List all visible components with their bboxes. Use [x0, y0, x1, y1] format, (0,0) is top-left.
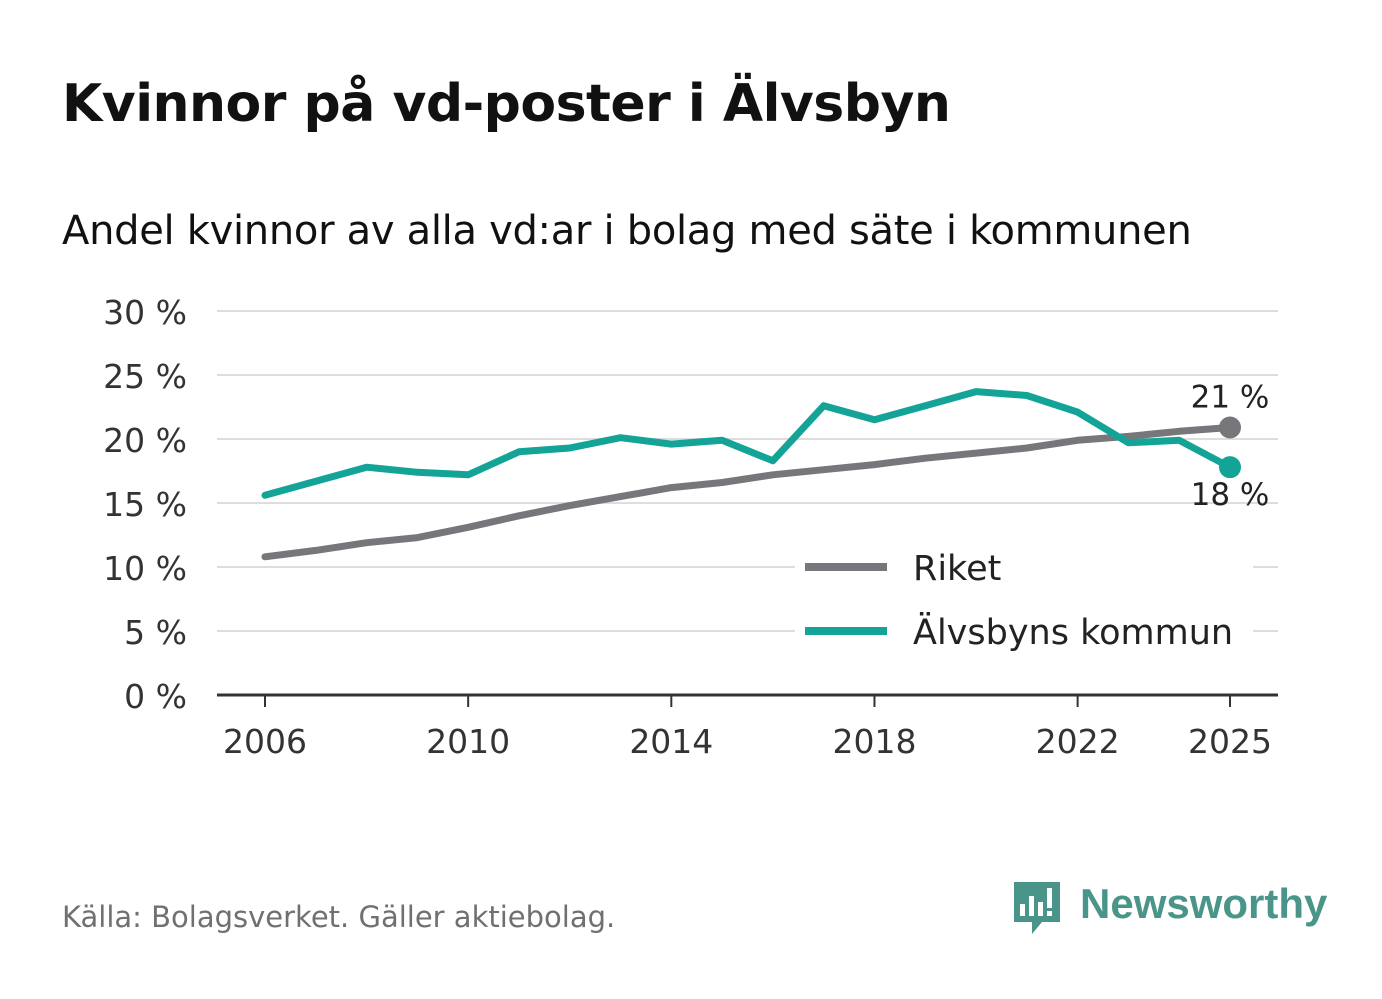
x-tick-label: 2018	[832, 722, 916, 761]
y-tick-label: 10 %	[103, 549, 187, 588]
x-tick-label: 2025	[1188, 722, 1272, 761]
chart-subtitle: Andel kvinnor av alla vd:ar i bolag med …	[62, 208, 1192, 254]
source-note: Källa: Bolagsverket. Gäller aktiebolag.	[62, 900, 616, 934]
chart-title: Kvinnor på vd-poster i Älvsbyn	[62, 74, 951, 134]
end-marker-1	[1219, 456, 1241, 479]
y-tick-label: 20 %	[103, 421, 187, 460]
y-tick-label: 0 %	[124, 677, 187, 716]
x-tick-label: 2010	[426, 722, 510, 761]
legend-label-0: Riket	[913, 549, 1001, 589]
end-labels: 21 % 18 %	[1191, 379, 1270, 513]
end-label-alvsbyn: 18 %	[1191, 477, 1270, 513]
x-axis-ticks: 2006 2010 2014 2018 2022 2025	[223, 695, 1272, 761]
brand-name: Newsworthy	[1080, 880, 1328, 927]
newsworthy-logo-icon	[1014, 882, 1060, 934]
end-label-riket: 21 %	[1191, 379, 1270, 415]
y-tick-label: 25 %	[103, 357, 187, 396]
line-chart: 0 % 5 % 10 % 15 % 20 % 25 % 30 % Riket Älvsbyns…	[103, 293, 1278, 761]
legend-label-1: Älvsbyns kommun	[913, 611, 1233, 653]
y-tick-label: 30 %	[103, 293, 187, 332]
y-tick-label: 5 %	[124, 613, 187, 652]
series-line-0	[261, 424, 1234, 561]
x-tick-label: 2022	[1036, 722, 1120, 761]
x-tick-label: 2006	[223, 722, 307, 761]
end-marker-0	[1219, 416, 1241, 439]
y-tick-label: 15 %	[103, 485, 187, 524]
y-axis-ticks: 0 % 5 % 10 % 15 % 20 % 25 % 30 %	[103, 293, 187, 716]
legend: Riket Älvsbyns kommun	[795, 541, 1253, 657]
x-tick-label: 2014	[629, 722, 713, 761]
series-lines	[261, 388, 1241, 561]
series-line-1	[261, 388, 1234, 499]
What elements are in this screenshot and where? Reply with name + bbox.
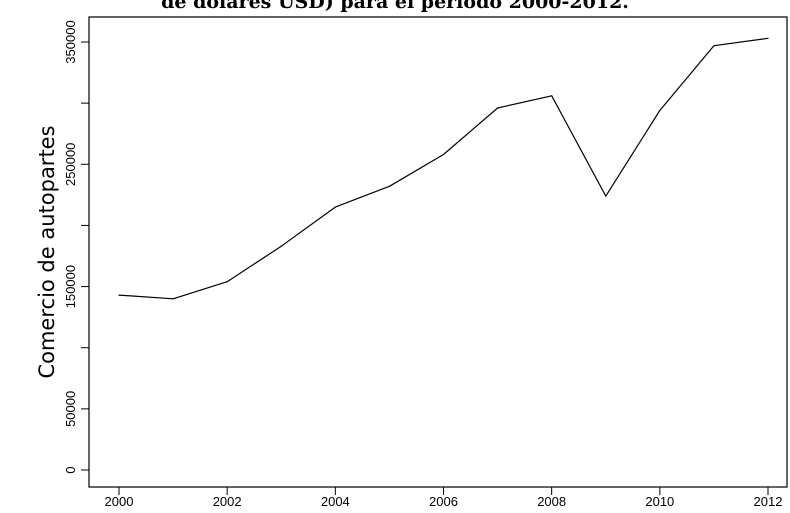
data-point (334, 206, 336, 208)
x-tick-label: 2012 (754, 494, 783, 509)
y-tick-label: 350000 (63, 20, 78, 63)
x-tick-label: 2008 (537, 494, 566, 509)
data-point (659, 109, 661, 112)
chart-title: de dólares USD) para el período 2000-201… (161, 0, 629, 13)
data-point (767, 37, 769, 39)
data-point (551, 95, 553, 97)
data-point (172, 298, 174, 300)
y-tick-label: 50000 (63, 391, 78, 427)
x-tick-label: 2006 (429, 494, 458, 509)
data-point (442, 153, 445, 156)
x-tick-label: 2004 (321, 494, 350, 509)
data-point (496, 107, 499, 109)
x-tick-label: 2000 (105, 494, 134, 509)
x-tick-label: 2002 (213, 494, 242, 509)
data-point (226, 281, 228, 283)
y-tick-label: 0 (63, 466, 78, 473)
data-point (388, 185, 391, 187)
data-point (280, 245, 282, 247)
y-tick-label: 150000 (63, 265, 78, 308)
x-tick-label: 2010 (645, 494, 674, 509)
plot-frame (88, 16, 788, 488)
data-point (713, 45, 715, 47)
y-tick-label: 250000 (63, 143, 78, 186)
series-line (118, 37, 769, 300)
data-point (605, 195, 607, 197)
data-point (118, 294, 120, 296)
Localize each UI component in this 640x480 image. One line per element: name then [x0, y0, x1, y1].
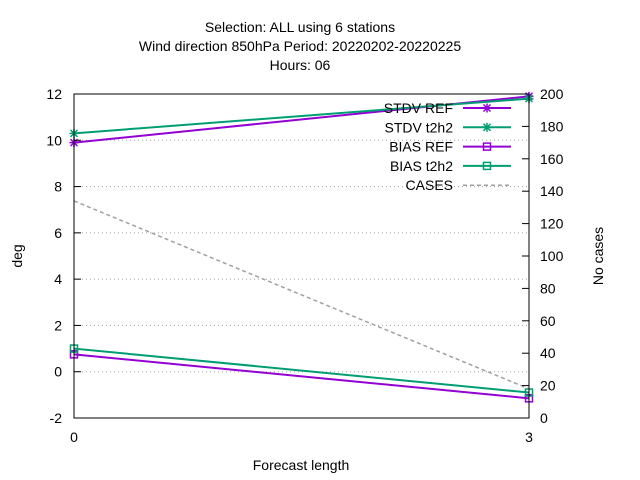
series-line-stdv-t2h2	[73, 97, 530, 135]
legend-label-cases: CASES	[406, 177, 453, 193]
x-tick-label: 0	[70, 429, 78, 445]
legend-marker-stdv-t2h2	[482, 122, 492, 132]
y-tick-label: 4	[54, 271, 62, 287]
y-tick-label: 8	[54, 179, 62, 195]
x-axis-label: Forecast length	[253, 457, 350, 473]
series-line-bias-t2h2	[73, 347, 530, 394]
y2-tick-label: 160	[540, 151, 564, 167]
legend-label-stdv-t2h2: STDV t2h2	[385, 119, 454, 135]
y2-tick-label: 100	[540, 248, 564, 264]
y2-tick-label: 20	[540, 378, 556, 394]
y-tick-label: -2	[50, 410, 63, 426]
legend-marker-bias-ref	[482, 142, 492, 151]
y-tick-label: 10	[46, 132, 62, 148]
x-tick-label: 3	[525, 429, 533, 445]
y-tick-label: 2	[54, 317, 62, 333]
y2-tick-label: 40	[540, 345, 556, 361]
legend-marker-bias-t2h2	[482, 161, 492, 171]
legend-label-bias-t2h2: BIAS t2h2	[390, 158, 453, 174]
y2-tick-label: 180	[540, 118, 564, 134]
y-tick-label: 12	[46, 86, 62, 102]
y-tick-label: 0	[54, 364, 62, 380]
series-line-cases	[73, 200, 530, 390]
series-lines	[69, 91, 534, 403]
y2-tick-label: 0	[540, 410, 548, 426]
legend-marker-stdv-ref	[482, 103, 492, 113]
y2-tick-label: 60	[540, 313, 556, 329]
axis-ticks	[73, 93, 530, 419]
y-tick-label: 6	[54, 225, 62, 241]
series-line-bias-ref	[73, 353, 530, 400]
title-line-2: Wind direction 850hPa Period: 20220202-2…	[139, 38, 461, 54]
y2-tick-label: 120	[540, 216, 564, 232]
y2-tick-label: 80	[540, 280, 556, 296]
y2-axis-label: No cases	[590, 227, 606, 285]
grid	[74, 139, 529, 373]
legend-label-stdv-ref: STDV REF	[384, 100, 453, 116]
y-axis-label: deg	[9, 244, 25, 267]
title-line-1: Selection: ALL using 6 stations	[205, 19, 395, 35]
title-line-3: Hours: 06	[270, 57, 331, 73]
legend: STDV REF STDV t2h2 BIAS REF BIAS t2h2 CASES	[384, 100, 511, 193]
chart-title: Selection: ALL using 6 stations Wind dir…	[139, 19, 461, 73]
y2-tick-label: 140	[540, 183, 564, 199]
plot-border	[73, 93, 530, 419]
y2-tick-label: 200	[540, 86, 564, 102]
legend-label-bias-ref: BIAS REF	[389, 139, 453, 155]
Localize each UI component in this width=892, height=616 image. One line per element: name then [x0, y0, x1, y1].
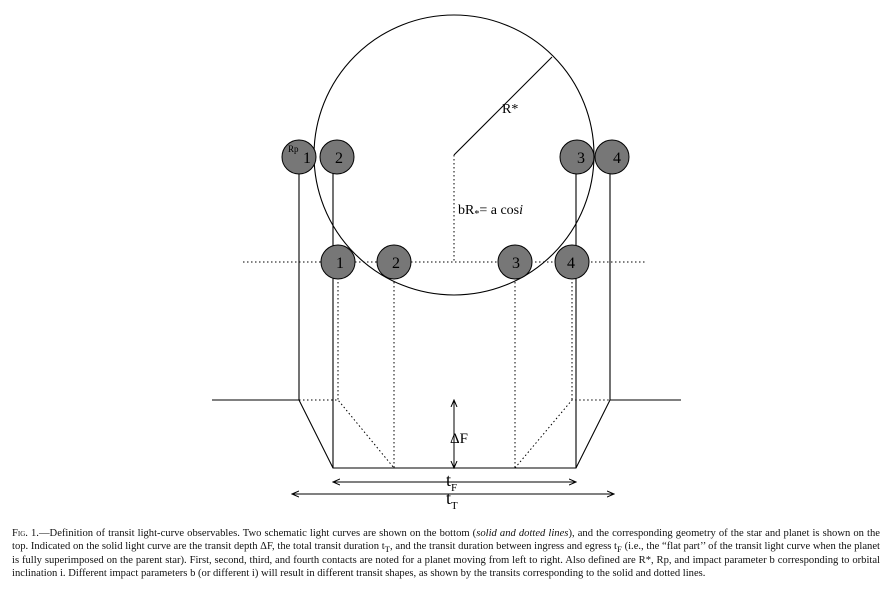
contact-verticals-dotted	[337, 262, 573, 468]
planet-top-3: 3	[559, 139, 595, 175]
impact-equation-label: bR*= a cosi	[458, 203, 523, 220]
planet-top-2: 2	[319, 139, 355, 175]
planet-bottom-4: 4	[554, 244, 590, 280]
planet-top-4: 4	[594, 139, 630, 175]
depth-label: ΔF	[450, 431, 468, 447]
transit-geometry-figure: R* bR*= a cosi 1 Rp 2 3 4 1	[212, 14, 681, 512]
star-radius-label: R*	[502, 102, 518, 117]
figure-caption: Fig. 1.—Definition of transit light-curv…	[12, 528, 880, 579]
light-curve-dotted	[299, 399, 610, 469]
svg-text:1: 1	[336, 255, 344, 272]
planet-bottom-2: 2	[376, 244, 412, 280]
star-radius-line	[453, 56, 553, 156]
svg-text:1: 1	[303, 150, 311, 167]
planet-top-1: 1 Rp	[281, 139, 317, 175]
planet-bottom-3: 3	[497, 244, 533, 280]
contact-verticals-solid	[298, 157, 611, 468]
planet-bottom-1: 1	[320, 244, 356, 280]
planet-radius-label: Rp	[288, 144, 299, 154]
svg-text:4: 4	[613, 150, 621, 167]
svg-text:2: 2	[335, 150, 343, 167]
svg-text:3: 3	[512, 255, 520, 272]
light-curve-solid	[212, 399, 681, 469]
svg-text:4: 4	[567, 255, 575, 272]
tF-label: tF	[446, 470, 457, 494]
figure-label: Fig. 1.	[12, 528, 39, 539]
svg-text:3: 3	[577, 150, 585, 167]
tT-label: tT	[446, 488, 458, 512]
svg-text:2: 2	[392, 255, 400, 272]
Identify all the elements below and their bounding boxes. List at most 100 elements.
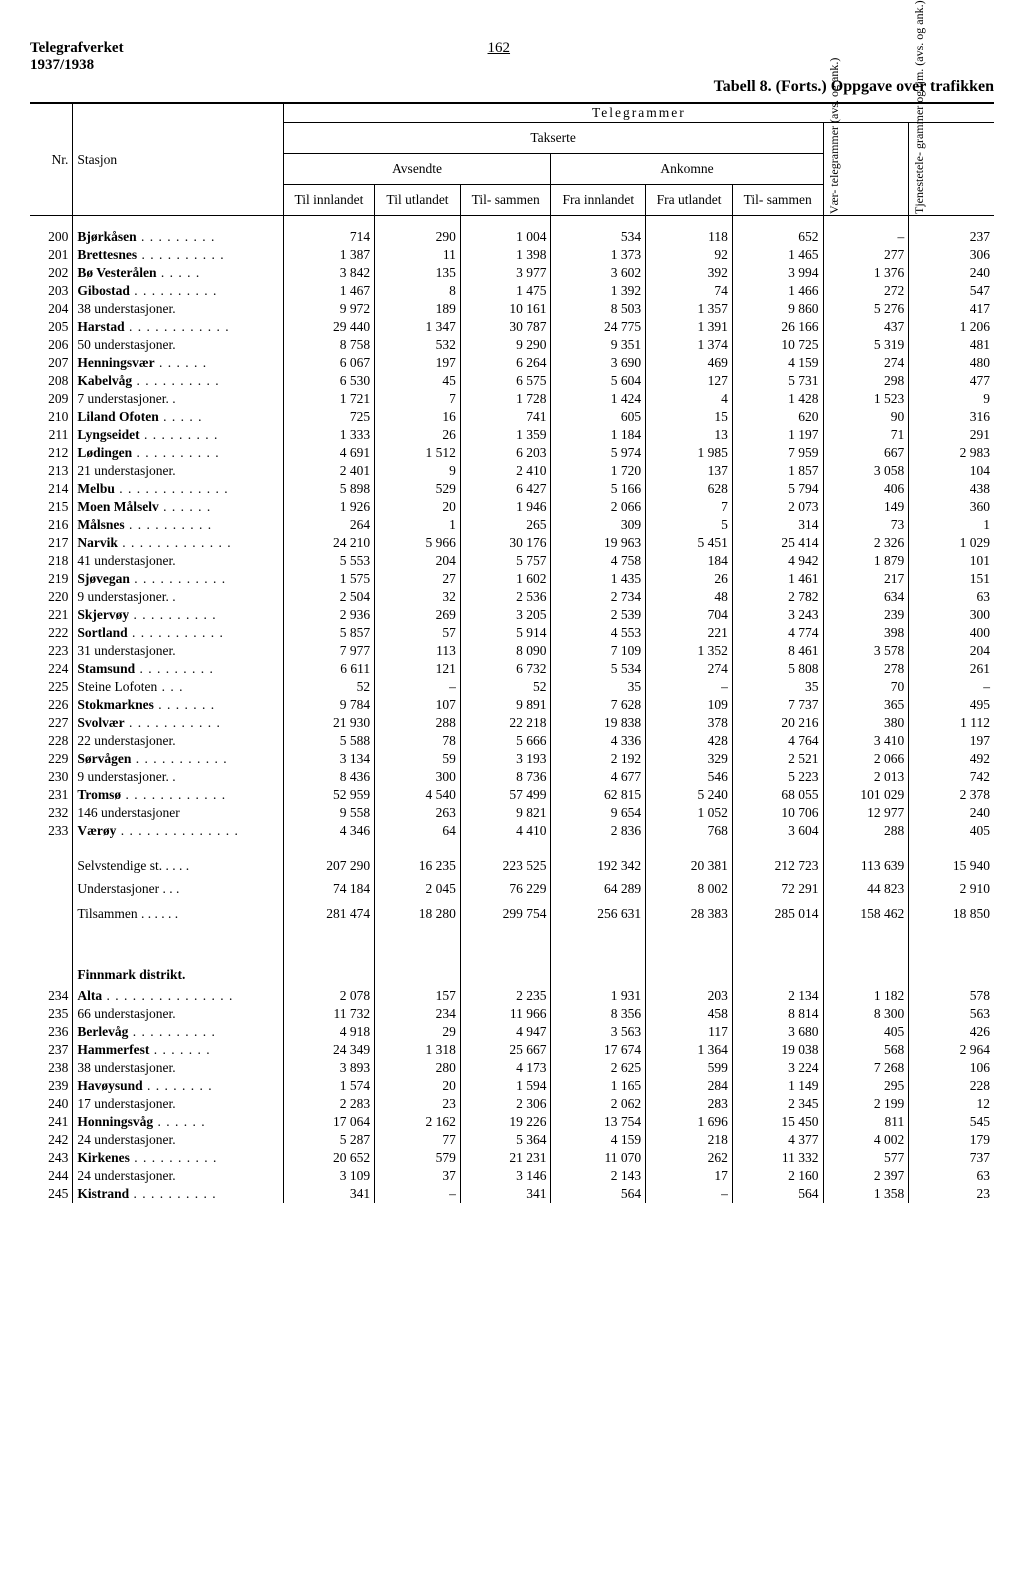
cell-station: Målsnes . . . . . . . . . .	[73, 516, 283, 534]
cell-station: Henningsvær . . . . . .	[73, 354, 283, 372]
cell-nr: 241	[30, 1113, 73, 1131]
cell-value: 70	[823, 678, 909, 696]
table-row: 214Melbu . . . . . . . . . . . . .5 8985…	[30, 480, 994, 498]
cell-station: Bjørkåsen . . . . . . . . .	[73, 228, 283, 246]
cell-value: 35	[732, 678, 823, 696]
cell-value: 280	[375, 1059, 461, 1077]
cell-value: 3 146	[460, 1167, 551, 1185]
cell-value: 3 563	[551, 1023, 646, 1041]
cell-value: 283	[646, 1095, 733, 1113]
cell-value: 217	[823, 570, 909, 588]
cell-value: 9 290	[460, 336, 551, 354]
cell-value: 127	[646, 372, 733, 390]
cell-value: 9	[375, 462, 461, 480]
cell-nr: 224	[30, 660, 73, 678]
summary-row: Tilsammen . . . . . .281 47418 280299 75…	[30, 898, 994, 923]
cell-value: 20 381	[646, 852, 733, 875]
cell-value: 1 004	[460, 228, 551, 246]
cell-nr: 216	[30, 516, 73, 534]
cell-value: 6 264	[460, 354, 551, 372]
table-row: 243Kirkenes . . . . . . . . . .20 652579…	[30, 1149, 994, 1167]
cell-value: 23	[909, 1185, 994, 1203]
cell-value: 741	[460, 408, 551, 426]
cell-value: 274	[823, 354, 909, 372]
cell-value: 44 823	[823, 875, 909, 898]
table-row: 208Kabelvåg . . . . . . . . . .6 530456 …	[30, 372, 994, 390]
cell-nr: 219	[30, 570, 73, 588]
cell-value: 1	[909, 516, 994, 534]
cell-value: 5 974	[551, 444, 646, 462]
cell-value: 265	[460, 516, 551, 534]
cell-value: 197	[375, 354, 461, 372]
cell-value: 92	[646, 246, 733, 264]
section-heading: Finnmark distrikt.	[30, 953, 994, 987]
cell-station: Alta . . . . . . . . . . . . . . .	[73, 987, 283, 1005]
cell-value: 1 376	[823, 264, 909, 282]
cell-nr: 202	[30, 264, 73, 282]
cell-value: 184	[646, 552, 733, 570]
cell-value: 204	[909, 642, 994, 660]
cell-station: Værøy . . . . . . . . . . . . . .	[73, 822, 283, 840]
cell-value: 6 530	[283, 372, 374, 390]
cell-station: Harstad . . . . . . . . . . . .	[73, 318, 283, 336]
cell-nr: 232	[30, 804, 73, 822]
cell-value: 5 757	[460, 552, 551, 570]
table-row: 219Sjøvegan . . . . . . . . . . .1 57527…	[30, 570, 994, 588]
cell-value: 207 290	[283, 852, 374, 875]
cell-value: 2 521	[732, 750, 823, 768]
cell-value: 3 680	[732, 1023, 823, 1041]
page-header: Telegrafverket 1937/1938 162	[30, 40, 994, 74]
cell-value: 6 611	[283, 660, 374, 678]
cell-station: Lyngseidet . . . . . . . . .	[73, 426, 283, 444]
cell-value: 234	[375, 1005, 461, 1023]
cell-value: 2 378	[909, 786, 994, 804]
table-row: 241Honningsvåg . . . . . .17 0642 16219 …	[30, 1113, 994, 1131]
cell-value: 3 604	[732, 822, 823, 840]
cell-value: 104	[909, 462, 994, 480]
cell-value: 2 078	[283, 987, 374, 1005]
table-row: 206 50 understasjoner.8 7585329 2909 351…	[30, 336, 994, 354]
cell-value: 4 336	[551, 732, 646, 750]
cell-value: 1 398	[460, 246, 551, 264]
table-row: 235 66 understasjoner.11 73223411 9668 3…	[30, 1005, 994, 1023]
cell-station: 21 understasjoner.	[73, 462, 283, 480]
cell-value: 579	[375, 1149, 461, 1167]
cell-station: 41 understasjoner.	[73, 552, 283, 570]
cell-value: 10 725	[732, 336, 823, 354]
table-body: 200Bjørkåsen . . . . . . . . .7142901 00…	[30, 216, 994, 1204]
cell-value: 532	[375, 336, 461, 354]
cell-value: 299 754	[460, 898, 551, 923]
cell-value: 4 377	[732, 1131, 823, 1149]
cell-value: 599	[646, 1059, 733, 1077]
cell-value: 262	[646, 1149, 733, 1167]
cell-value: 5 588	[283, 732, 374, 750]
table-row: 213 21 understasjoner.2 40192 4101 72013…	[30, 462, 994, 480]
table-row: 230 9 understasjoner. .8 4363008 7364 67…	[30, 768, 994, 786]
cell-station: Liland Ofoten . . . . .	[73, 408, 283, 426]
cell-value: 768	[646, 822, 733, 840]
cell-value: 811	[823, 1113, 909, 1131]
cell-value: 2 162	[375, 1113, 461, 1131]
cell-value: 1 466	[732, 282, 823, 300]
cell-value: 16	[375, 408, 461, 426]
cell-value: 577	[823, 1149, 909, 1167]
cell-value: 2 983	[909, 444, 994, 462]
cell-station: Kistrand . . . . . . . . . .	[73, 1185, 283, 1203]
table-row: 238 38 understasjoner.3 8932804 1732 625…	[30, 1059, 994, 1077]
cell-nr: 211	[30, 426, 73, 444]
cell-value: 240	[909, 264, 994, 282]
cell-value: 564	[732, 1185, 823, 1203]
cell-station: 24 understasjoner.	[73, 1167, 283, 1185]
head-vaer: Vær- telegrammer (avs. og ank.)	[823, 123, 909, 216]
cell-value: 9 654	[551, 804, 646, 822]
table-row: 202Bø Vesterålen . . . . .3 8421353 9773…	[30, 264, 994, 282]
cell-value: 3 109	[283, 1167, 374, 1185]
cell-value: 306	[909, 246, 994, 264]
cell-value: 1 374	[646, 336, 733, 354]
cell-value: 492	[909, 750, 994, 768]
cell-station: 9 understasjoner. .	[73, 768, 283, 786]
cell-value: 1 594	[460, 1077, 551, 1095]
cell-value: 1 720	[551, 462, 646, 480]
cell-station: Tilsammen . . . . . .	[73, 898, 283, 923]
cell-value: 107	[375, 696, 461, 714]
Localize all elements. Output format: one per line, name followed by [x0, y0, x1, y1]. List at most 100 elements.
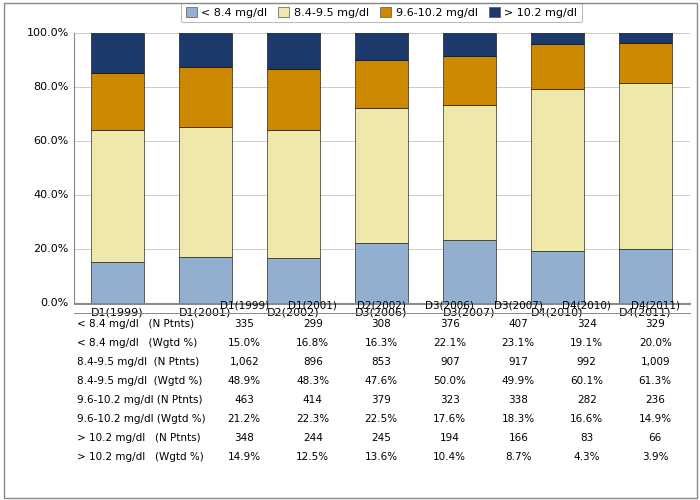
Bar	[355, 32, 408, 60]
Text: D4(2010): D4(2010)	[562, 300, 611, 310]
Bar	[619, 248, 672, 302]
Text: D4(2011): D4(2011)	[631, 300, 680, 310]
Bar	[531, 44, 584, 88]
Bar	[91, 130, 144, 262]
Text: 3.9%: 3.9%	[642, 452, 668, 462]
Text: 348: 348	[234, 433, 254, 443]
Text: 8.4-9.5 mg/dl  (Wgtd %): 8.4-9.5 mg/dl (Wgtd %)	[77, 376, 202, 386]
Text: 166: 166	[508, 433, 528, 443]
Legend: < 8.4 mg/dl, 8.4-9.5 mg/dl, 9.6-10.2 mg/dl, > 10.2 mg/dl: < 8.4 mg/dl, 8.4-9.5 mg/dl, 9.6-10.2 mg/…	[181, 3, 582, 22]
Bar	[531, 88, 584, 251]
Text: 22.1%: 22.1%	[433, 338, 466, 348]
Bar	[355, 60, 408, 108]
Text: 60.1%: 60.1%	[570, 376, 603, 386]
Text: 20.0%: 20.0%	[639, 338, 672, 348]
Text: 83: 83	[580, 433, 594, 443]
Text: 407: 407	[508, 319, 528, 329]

> **TASK PROMPT**
Please return the rows from the line with "data-point (334, 206, 336, 208)" to the line with "y-tick-label: 50000 (63, 391, 78, 427)", both included, copied verbatim.

> **WORKED SOLUTION**
data-point (334, 206, 336, 208)
x-tick-label: 2012 (754, 494, 783, 509)
y-tick-label: 350000 (63, 20, 78, 63)
x-tick-label: 2008 (537, 494, 566, 509)
data-point (659, 109, 661, 112)
chart-title: de dólares USD) para el período 2000-201… (161, 0, 629, 13)
data-point (767, 37, 769, 39)
data-point (551, 95, 553, 97)
data-point (172, 298, 174, 300)
y-tick-label: 50000 (63, 391, 78, 427)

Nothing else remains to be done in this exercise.